_Requirements:_ Find the line containing "Read all visible content and emit it as JSON.". Quote it and every line after it, exactly, through the end; skip pictures.

------

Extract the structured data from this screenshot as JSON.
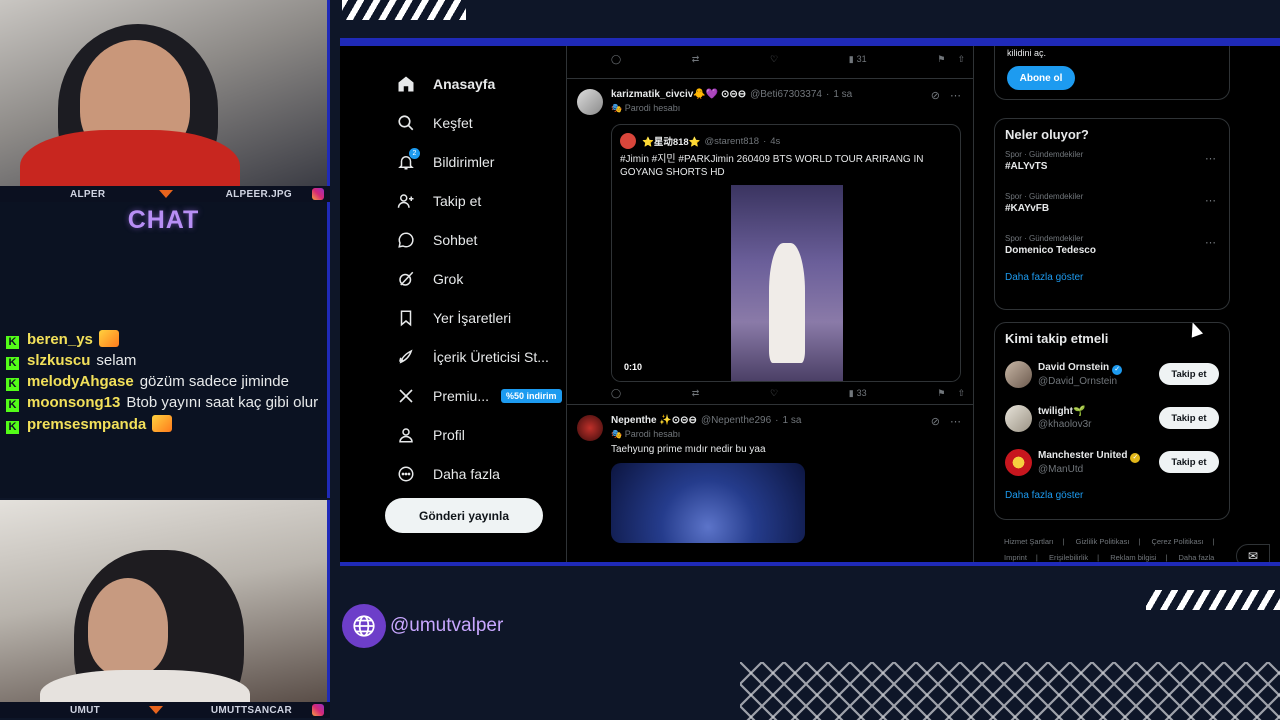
{
  "overlay": {
    "cam_top": {
      "left_name": "ALPER",
      "right_name": "ALPEER.JPG"
    },
    "cam_bottom": {
      "left_name": "UMUT",
      "right_name": "UMUTTSANCAR"
    },
    "chat_title": "CHAT",
    "chat": [
      {
        "user": "beren_ys",
        "text": "",
        "emote": true
      },
      {
        "user": "slzkuscu",
        "text": "selam",
        "emote": false
      },
      {
        "user": "melodyAhgase",
        "text": "gözüm sadece jiminde",
        "emote": false
      },
      {
        "user": "moonsong13",
        "text": "Btob yayını saat kaç gibi olur",
        "emote": false
      },
      {
        "user": "premsesmpanda",
        "text": "",
        "emote": true
      }
    ],
    "handle": "@umutvalper",
    "accent_color": "#1f2ab8",
    "kick_color": "#53fc18"
  },
  "nav": {
    "items": [
      {
        "label": "Anasayfa",
        "icon": "home-icon"
      },
      {
        "label": "Keşfet",
        "icon": "search-icon"
      },
      {
        "label": "Bildirimler",
        "icon": "bell-icon",
        "badge": "2"
      },
      {
        "label": "Takip et",
        "icon": "person-plus-icon"
      },
      {
        "label": "Sohbet",
        "icon": "chat-bubble-icon"
      },
      {
        "label": "Grok",
        "icon": "grok-icon"
      },
      {
        "label": "Yer İşaretleri",
        "icon": "bookmark-icon"
      },
      {
        "label": "İçerik Üreticisi St...",
        "icon": "rocket-icon"
      },
      {
        "label": "Premiu...",
        "icon": "x-logo-icon",
        "discount": "%50 indirim"
      },
      {
        "label": "Profil",
        "icon": "person-icon"
      },
      {
        "label": "Daha fazla",
        "icon": "more-circle-icon"
      }
    ],
    "post_button": "Gönderi yayınla"
  },
  "feed": {
    "top_actions": {
      "views": "31"
    },
    "tweets": [
      {
        "name": "karizmatik_civciv🐥💜 ⊙⊝⊖",
        "handle": "@Beti67303374",
        "time": "1 sa",
        "parody": "Parodi hesabı",
        "quote": {
          "name": "⭐星动818⭐",
          "handle": "@starent818",
          "time": "4s",
          "text": "#Jimin #지민 #PARKJimin 260409 BTS WORLD TOUR ARIRANG IN GOYANG SHORTS HD",
          "duration": "0:10"
        },
        "views": "33"
      },
      {
        "name": "Nepenthe ✨⊙⊝⊖",
        "handle": "@Nepenthe296",
        "time": "1 sa",
        "parody": "Parodi hesabı",
        "text": "Taehyung prime mıdır nedir bu yaa"
      }
    ]
  },
  "sidebar": {
    "subscribe_text": "kilidini aç.",
    "subscribe_button": "Abone ol",
    "trends_title": "Neler oluyor?",
    "trends": [
      {
        "category": "Spor · Gündemdekiler",
        "name": "#ALYvTS"
      },
      {
        "category": "Spor · Gündemdekiler",
        "name": "#KAYvFB"
      },
      {
        "category": "Spor · Gündemdekiler",
        "name": "Domenico Tedesco"
      }
    ],
    "show_more": "Daha fazla göster",
    "follow_title": "Kimi takip etmeli",
    "follow": [
      {
        "name": "David Ornstein",
        "handle": "@David_Ornstein",
        "verified": "blue",
        "button": "Takip et"
      },
      {
        "name": "twilight🌱",
        "handle": "@khaolov3r",
        "verified": "",
        "button": "Takip et"
      },
      {
        "name": "Manchester United",
        "handle": "@ManUtd",
        "verified": "gold",
        "button": "Takip et"
      }
    ],
    "show_more_2": "Daha fazla göster",
    "footer": [
      "Hizmet Şartları",
      "Gizlilik Politikası",
      "Çerez Politikası",
      "Imprint",
      "Erişilebilirlik",
      "Reklam bilgisi",
      "Daha fazla ..."
    ]
  }
}
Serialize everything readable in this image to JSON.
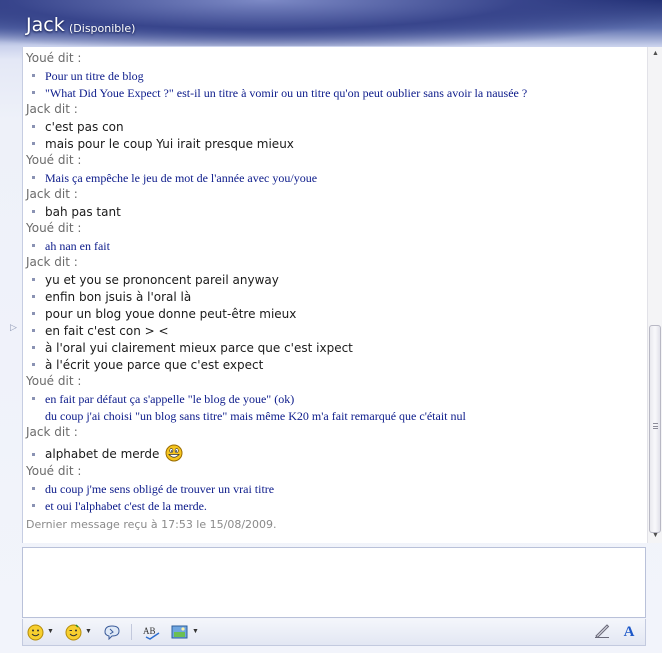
{
  "window": {
    "contact_name": "Jack",
    "contact_status": "(Disponible)"
  },
  "conversation": {
    "groups": [
      {
        "sender": "Youé dit :",
        "side": "you",
        "lines": [
          "Pour un titre de blog",
          "\"What Did Youe Expect ?\" est-il un titre à vomir ou un titre qu'on peut oublier sans avoir la nausée ?"
        ]
      },
      {
        "sender": "Jack dit :",
        "side": "jack",
        "lines": [
          "c'est pas con",
          "mais pour le coup Yui irait presque mieux"
        ]
      },
      {
        "sender": "Youé dit :",
        "side": "you",
        "lines": [
          "Mais ça empêche le jeu de mot de l'année avec you/youe"
        ]
      },
      {
        "sender": "Jack dit :",
        "side": "jack",
        "lines": [
          "bah pas tant"
        ]
      },
      {
        "sender": "Youé dit :",
        "side": "you",
        "lines": [
          "ah nan en fait"
        ]
      },
      {
        "sender": "Jack dit :",
        "side": "jack",
        "lines": [
          "yu et you se prononcent pareil anyway",
          "enfin bon jsuis à l'oral là",
          "pour un blog youe donne peut-être mieux",
          "en fait c'est con > <",
          "à l'oral yui clairement mieux parce que c'est ixpect",
          "à l'écrit youe parce que c'est expect"
        ]
      },
      {
        "sender": "Youé dit :",
        "side": "you",
        "lines": [
          "en fait par défaut ça s'appelle \"le blog de youe\" (ok)",
          "du coup j'ai choisi \"un blog sans titre\" mais même K20 m'a fait remarqué que c'était nul"
        ],
        "continuation_index": 1
      },
      {
        "sender": "Jack dit :",
        "side": "jack",
        "lines": [
          "alphabet de merde"
        ],
        "emoticon": "grinning-smiley-icon"
      },
      {
        "sender": "Youé dit :",
        "side": "you",
        "lines": [
          "du coup j'me sens obligé de trouver un vrai titre",
          "et oui l'alphabet c'est de la merde."
        ]
      }
    ],
    "last_message": "Dernier message reçu à 17:53 le 15/08/2009."
  },
  "input": {
    "value": ""
  },
  "toolbar": {
    "icons": [
      "emoticon-icon",
      "wink-icon",
      "nudge-icon",
      "spellcheck-icon",
      "background-icon",
      "handwriting-icon",
      "font-icon"
    ]
  },
  "colors": {
    "title_bar": "#1c2a6e",
    "you_text": "#0b1a8a",
    "jack_text": "#1a1a1a",
    "sender_text": "#6b6b6b"
  }
}
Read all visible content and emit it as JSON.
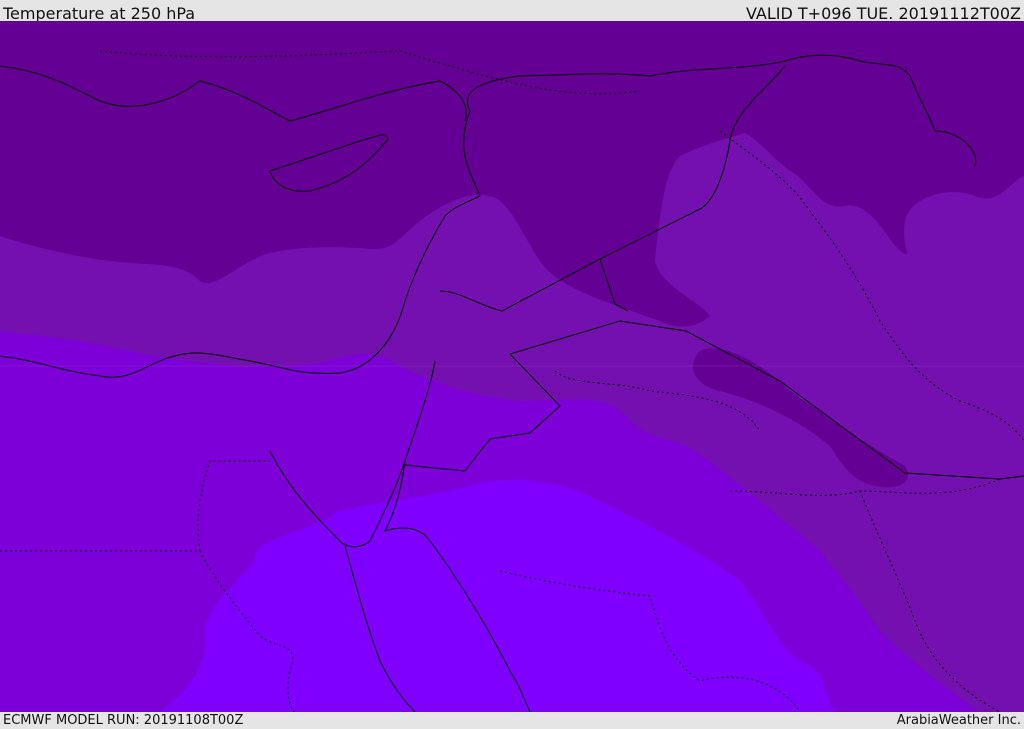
{
  "header": {
    "title": "Temperature at 250 hPa",
    "valid": "VALID T+096 TUE. 20191112T00Z"
  },
  "footer": {
    "model_run": "ECMWF MODEL RUN: 20191108T00Z",
    "credit": "ArabiaWeather Inc."
  },
  "colors": {
    "band1": "#650094",
    "band2": "#7510b0",
    "band3": "#7e00d8",
    "band4": "#7f00ff",
    "coast": "#000000"
  }
}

------

_Output for this task:_
Read all visible content and emit it as JSON.
{
  "header": {
    "title": "Temperature at 250 hPa",
    "valid": "VALID T+096 TUE. 20191112T00Z"
  },
  "footer": {
    "model_run": "ECMWF MODEL RUN: 20191108T00Z",
    "credit": "ArabiaWeather Inc."
  },
  "colors": {
    "band1": "#650094",
    "band2": "#7510b0",
    "band3": "#7e00d8",
    "band4": "#7f00ff",
    "coast": "#000000"
  }
}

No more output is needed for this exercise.